Exercise:
Where does the string "ylabel" occur in the records? Copy each line that holds it.

(Records from a collection of figures)
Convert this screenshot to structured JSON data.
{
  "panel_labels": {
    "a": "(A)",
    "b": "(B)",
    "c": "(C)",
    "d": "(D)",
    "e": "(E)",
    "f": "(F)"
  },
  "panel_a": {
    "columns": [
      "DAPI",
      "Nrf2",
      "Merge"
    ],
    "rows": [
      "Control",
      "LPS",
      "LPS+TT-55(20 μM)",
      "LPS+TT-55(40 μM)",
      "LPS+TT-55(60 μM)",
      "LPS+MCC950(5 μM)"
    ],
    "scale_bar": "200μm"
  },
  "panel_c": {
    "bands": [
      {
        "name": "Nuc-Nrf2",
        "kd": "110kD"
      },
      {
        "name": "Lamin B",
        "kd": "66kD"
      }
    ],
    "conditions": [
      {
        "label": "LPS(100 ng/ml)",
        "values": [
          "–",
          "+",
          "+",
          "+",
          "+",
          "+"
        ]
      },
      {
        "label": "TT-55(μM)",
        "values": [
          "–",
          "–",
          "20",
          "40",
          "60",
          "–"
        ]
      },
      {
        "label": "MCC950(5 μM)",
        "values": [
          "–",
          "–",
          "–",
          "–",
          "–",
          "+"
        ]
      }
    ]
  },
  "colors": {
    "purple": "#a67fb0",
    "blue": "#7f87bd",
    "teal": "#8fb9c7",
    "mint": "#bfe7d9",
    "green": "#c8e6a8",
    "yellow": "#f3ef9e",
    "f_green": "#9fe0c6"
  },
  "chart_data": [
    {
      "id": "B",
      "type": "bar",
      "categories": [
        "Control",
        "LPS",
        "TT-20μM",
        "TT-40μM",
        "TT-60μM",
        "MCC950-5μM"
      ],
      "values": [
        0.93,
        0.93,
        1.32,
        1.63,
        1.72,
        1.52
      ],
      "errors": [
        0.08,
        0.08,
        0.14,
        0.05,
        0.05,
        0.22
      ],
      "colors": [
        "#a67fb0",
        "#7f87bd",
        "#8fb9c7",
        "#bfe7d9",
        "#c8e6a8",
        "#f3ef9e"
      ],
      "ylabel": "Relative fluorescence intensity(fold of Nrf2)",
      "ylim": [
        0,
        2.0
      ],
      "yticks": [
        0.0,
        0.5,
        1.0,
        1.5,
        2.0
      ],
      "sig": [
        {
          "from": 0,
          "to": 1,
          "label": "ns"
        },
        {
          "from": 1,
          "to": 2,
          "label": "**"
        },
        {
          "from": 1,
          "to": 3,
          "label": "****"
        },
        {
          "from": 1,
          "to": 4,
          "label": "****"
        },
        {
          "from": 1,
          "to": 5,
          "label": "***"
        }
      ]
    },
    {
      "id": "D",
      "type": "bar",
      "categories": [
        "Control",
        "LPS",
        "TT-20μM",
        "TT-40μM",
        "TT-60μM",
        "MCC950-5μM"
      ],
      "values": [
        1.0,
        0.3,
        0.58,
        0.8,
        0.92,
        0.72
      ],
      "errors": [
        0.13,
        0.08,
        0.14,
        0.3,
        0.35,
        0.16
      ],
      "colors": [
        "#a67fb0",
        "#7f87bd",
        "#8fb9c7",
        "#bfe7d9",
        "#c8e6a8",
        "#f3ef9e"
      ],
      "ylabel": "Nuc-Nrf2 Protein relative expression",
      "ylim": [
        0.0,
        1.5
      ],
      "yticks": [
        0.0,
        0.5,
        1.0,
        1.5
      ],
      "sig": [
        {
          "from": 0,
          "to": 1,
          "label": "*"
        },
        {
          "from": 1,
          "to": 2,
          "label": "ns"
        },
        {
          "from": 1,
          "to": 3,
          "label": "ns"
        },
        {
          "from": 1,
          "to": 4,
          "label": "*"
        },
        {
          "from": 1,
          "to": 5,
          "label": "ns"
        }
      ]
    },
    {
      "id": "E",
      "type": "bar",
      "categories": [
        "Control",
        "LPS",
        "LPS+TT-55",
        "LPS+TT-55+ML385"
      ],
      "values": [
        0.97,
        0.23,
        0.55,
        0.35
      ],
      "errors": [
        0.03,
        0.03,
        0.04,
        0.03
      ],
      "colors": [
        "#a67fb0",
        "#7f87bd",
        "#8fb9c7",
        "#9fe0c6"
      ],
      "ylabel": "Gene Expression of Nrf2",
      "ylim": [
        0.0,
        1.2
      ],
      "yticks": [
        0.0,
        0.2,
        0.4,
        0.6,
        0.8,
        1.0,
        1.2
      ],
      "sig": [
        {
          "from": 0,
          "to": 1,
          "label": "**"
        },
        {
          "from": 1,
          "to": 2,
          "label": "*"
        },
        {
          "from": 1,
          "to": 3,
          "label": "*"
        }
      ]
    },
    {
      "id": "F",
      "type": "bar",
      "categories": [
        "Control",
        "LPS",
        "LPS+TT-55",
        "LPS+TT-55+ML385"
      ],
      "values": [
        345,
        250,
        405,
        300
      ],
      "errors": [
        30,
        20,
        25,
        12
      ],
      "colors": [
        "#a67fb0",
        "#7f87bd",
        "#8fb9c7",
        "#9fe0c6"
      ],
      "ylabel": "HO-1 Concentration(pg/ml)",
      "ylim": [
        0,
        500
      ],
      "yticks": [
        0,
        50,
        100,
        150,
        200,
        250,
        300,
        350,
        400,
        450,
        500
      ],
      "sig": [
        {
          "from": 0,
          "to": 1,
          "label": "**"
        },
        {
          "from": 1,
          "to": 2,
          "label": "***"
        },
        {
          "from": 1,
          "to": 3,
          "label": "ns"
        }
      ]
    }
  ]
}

Task response:
      "ylabel": "Relative fluorescence intensity(fold of Nrf2)",
      "ylabel": "Nuc-Nrf2 Protein relative expression",
      "ylabel": "Gene Expression of Nrf2",
      "ylabel": "HO-1 Concentration(pg/ml)",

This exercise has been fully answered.